> _PROBLEM REQUIREMENTS_: All the data must come back unchanged, except that pictures are left out.
┌────────
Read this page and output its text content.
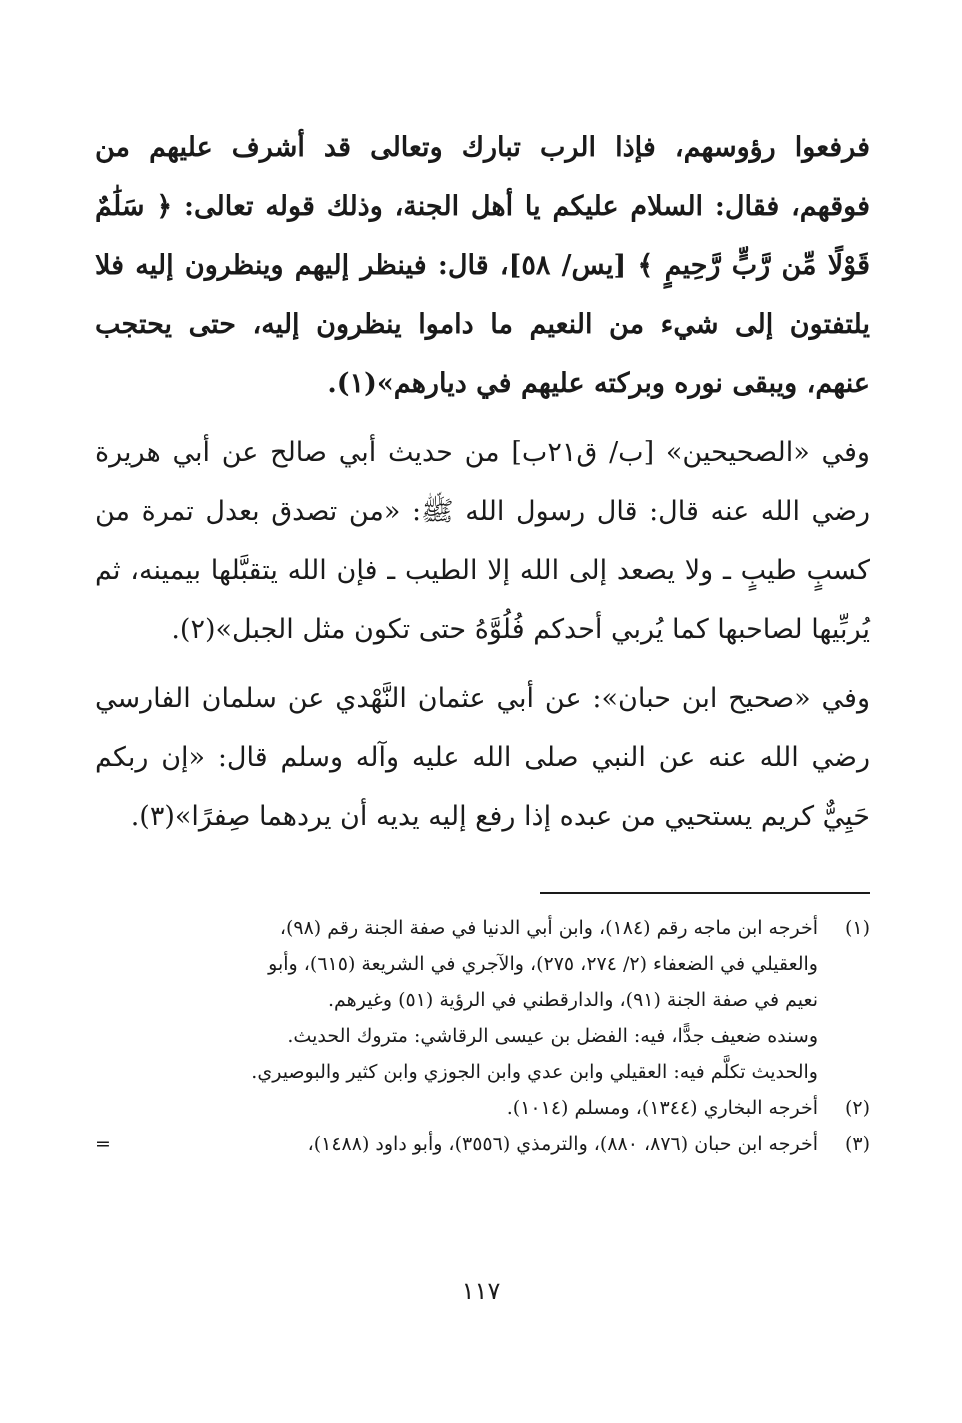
فرفعوا رؤوسهم، فإذا الرب تبارك وتعالى قد أشرف عليهم من فوقهم، فقال: السلام عليكم يا أهل الجنة، وذلك قوله تعالى: ﴿ سَلَٰمٌ قَوْلًا مِّن رَّبٍّ رَّحِيمٍ ﴾ [يس/ ٥٨]، قال: فينظر إليهم وينظرون إليه فلا يلتفتون إلى شيء من النعيم ما داموا ينظرون إليه، حتى يحتجب عنهم، ويبقى نوره وبركته عليهم في ديارهم»(١).

وفي «الصحيحين» [ب/ ق٢١ب] من حديث أبي صالح عن أبي هريرة رضي الله عنه قال: قال رسول الله ﷺ: «من تصدق بعدل تمرة من كسبٍ طيبٍ ـ ولا يصعد إلى الله إلا الطيب ـ فإن الله يتقبَّلها بيمينه، ثم يُربِّيها لصاحبها كما يُربي أحدكم فُلُوَّهُ حتى تكون مثل الجبل»(٢).

وفي «صحيح ابن حبان»: عن أبي عثمان النَّهْدي عن سلمان الفارسي رضي الله عنه عن النبي صلى الله عليه وآله وسلم قال: «إن ربكم حَيِيٌّ كريم يستحيي من عبده إذا رفع إليه يديه أن يردهما صِفرًا»(٣).

(١)
أخرجه ابن ماجه رقم (١٨٤)، وابن أبي الدنيا في صفة الجنة رقم (٩٨)،
والعقيلي في الضعفاء (٢/ ٢٧٤، ٢٧٥)، والآجري في الشريعة (٦١٥)، وأبو
نعيم في صفة الجنة (٩١)، والدارقطني في الرؤية (٥١) وغيرهم.
وسنده ضعيف جدًّا، فيه: الفضل بن عيسى الرقاشي: متروك الحديث.
والحديث تكلَّم فيه: العقيلي وابن عدي وابن الجوزي وابن كثير والبوصيري.
(٢)
أخرجه البخاري (١٣٤٤)، ومسلم (١٠١٤).
(٣)
أخرجه ابن حبان (٨٧٦، ٨٨٠)، والترمذي (٣٥٥٦)، وأبو داود (١٤٨٨)،
=
١١٧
└────────
> _SOLUTION FOR THIS TASK_:
Read this page and output its text content.
فرفعوا رؤوسهم، فإذا الرب تبارك وتعالى قد أشرف عليهم من فوقهم، فقال: السلام عليكم يا أهل الجنة، وذلك قوله تعالى: ﴿ سَلَٰمٌ قَوْلًا مِّن رَّبٍّ رَّحِيمٍ ﴾ [يس/ ٥٨]، قال: فينظر إليهم وينظرون إليه فلا يلتفتون إلى شيء من النعيم ما داموا ينظرون إليه، حتى يحتجب عنهم، ويبقى نوره وبركته عليهم في ديارهم»(١).

وفي «الصحيحين» [ب/ ق٢١ب] من حديث أبي صالح عن أبي هريرة رضي الله عنه قال: قال رسول الله ﷺ: «من تصدق بعدل تمرة من كسبٍ طيبٍ ـ ولا يصعد إلى الله إلا الطيب ـ فإن الله يتقبَّلها بيمينه، ثم يُربِّيها لصاحبها كما يُربي أحدكم فُلُوَّهُ حتى تكون مثل الجبل»(٢).

وفي «صحيح ابن حبان»: عن أبي عثمان النَّهْدي عن سلمان الفارسي رضي الله عنه عن النبي صلى الله عليه وآله وسلم قال: «إن ربكم حَيِيٌّ كريم يستحيي من عبده إذا رفع إليه يديه أن يردهما صِفرًا»(٣).

(١)
أخرجه ابن ماجه رقم (١٨٤)، وابن أبي الدنيا في صفة الجنة رقم (٩٨)،
والعقيلي في الضعفاء (٢/ ٢٧٤، ٢٧٥)، والآجري في الشريعة (٦١٥)، وأبو
نعيم في صفة الجنة (٩١)، والدارقطني في الرؤية (٥١) وغيرهم.
وسنده ضعيف جدًّا، فيه: الفضل بن عيسى الرقاشي: متروك الحديث.
والحديث تكلَّم فيه: العقيلي وابن عدي وابن الجوزي وابن كثير والبوصيري.
(٢)
أخرجه البخاري (١٣٤٤)، ومسلم (١٠١٤).
(٣)
أخرجه ابن حبان (٨٧٦، ٨٨٠)، والترمذي (٣٥٥٦)، وأبو داود (١٤٨٨)،
=
١١٧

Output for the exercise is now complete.